DIRECTION
Copy all lines of the listing that include the string "selection".

SUPPLIED INFORMATION
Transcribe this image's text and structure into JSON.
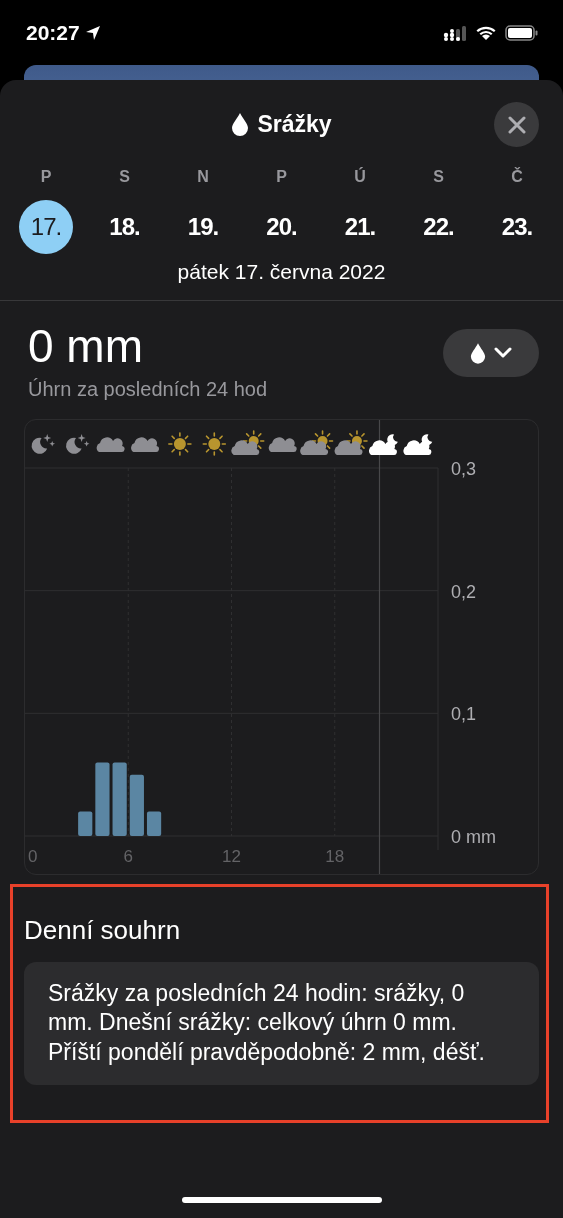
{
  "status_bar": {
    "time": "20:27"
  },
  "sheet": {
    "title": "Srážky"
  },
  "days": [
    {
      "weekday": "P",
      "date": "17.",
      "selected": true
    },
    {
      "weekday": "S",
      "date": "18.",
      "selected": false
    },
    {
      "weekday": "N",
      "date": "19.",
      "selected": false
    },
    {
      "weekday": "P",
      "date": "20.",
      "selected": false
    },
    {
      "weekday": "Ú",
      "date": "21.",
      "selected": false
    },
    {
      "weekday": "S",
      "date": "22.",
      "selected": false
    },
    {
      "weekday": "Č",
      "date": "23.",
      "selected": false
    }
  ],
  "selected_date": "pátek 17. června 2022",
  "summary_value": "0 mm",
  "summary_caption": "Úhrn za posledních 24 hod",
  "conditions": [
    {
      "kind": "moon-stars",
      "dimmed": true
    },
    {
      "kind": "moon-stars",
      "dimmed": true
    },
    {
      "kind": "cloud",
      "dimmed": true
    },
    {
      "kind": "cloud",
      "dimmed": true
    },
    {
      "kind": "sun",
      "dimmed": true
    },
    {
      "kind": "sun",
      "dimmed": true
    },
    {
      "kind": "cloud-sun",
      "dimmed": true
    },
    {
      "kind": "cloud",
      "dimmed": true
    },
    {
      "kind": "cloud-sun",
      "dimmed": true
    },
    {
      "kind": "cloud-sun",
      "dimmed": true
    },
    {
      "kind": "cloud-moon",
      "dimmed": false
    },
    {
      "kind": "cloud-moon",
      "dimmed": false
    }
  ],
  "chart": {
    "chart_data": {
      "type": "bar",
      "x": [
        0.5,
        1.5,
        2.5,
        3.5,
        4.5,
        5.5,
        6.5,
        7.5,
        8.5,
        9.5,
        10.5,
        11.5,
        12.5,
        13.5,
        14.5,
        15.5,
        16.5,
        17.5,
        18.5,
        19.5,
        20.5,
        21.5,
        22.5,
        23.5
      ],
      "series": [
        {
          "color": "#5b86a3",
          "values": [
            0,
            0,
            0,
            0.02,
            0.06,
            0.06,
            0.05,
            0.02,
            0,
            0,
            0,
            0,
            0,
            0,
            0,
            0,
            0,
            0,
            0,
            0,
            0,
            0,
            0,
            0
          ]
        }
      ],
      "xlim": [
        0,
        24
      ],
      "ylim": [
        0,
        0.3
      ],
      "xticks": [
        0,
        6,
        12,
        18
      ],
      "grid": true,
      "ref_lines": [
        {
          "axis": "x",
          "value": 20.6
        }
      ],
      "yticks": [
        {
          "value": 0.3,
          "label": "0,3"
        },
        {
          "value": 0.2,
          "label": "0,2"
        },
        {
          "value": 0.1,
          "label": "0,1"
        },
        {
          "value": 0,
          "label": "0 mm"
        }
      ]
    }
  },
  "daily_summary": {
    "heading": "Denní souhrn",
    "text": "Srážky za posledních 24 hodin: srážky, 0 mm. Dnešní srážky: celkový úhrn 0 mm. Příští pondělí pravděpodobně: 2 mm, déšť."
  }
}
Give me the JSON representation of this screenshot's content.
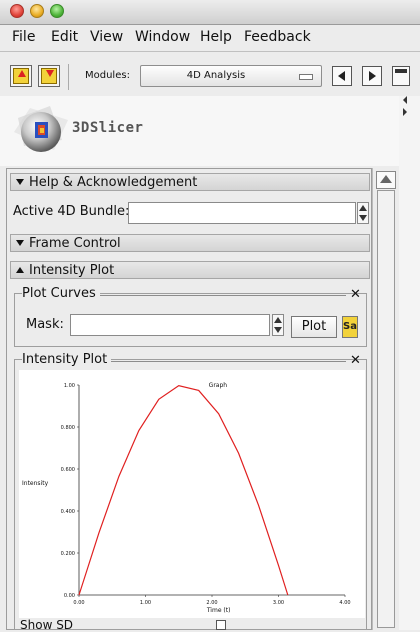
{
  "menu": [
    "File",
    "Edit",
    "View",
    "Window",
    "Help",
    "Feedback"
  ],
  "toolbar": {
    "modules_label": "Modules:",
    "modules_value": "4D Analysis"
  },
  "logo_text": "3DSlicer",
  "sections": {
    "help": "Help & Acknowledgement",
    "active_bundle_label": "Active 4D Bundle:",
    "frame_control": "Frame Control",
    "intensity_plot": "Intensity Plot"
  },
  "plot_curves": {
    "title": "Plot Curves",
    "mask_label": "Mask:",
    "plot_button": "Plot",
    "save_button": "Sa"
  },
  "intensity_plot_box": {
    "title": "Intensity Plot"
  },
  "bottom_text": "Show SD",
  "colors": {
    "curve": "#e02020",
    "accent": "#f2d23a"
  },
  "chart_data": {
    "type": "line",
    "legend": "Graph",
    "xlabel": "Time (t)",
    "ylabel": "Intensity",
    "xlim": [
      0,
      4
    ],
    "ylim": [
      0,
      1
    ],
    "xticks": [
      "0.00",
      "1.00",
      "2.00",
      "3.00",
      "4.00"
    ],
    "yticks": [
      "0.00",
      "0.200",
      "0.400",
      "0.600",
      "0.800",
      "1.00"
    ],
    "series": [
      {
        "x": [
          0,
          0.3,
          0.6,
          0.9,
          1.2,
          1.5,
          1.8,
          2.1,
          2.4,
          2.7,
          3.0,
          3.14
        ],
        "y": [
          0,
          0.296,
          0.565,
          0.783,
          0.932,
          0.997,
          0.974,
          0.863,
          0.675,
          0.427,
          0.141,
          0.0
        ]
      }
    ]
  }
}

---

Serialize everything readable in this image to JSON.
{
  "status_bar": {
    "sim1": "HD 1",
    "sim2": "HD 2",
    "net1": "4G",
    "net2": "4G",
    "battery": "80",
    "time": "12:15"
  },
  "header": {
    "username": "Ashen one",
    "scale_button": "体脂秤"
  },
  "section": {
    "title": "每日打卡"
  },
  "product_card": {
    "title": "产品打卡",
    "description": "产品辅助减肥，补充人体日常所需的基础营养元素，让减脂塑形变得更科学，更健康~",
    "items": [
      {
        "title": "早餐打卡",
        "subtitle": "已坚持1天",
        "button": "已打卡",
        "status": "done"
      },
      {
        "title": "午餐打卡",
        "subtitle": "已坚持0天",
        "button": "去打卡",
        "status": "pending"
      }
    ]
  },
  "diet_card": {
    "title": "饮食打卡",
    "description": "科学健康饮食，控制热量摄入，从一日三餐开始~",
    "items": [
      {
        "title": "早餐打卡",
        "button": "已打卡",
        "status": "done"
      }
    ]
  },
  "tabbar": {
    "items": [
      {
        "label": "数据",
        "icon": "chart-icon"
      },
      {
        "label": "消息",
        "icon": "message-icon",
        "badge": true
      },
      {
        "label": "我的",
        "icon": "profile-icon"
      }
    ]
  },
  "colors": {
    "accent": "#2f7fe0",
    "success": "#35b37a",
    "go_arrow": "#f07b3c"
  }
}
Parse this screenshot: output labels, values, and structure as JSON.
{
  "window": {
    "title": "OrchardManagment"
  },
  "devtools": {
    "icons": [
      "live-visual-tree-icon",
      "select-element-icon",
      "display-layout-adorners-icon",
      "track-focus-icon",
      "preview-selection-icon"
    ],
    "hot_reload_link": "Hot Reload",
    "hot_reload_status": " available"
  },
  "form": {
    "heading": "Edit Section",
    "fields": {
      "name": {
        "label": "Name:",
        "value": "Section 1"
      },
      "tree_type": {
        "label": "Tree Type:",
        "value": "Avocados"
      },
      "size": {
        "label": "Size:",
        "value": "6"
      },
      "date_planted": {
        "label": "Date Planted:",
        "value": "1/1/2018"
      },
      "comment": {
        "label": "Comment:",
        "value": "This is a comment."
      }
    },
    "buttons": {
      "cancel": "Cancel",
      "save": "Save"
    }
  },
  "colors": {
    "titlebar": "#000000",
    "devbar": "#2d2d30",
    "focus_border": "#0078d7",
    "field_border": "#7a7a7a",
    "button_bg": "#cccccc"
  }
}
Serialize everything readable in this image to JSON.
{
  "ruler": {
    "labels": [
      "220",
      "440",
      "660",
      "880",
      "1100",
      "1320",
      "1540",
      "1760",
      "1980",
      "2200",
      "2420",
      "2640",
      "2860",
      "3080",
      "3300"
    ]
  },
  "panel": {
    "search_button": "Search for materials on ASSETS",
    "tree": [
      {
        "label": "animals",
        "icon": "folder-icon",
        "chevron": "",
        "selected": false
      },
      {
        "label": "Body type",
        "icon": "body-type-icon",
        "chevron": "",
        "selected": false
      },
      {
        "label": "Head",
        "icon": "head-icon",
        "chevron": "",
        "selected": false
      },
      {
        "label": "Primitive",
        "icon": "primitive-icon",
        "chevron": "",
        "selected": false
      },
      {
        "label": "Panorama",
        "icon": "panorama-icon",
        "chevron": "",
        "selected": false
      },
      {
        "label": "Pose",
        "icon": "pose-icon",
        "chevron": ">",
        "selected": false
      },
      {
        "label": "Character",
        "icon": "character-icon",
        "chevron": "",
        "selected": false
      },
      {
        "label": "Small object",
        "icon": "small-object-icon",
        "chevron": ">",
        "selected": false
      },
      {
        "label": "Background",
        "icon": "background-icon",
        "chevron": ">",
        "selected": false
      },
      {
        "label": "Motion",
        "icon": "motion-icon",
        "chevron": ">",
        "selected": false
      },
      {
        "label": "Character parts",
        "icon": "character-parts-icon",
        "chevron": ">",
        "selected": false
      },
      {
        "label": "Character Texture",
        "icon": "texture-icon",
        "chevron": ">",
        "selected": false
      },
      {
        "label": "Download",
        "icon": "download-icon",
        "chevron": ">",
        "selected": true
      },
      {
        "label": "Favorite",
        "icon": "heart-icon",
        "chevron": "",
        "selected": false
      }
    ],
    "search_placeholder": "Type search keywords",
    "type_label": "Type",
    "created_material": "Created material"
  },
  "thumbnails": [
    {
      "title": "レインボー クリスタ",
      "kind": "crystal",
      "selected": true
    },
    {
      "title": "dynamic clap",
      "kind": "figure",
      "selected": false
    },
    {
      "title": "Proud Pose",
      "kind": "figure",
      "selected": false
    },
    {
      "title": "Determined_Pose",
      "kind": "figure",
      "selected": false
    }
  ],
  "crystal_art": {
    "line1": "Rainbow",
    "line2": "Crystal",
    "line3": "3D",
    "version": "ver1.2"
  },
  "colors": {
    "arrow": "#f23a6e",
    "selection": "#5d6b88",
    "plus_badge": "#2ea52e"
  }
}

TASK RESPONSE
      "preview-selection-icon"
    "selection": "#5d6b88",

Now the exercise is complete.